-------- Provided records --------
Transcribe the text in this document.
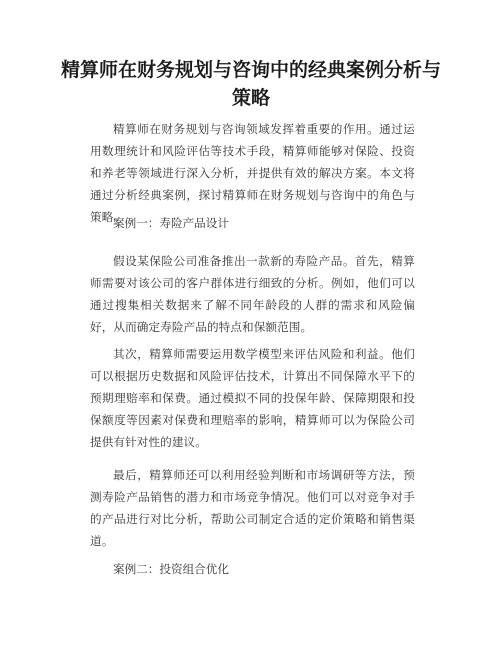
精算师在财务规划与咨询中的经典案例分析与策略

精算师在财务规划与咨询领域发挥着重要的作用。通过运用数理统计和风险评估等技术手段，精算师能够对保险、投资和养老等领域进行深入分析，并提供有效的解决方案。本文将通过分析经典案例，探讨精算师在财务规划与咨询中的角色与策略。

案例一：寿险产品设计

假设某保险公司准备推出一款新的寿险产品。首先，精算师需要对该公司的客户群体进行细致的分析。例如，他们可以通过搜集相关数据来了解不同年龄段的人群的需求和风险偏好，从而确定寿险产品的特点和保额范围。

其次，精算师需要运用数学模型来评估风险和利益。他们可以根据历史数据和风险评估技术，计算出不同保障水平下的预期理赔率和保费。通过模拟不同的投保年龄、保障期限和投保额度等因素对保费和理赔率的影响，精算师可以为保险公司提供有针对性的建议。

最后，精算师还可以利用经验判断和市场调研等方法，预测寿险产品销售的潜力和市场竞争情况。他们可以对竞争对手的产品进行对比分析，帮助公司制定合适的定价策略和销售渠道。

案例二：投资组合优化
--------
Omit every picture, and otherwise quote the entries exactly.

### [The completed task]
Transcribe the text in this document.
精算师在财务规划与咨询中的经典案例分析与策略

精算师在财务规划与咨询领域发挥着重要的作用。通过运用数理统计和风险评估等技术手段，精算师能够对保险、投资和养老等领域进行深入分析，并提供有效的解决方案。本文将通过分析经典案例，探讨精算师在财务规划与咨询中的角色与策略。

案例一：寿险产品设计

假设某保险公司准备推出一款新的寿险产品。首先，精算师需要对该公司的客户群体进行细致的分析。例如，他们可以通过搜集相关数据来了解不同年龄段的人群的需求和风险偏好，从而确定寿险产品的特点和保额范围。

其次，精算师需要运用数学模型来评估风险和利益。他们可以根据历史数据和风险评估技术，计算出不同保障水平下的预期理赔率和保费。通过模拟不同的投保年龄、保障期限和投保额度等因素对保费和理赔率的影响，精算师可以为保险公司提供有针对性的建议。

最后，精算师还可以利用经验判断和市场调研等方法，预测寿险产品销售的潜力和市场竞争情况。他们可以对竞争对手的产品进行对比分析，帮助公司制定合适的定价策略和销售渠道。

案例二：投资组合优化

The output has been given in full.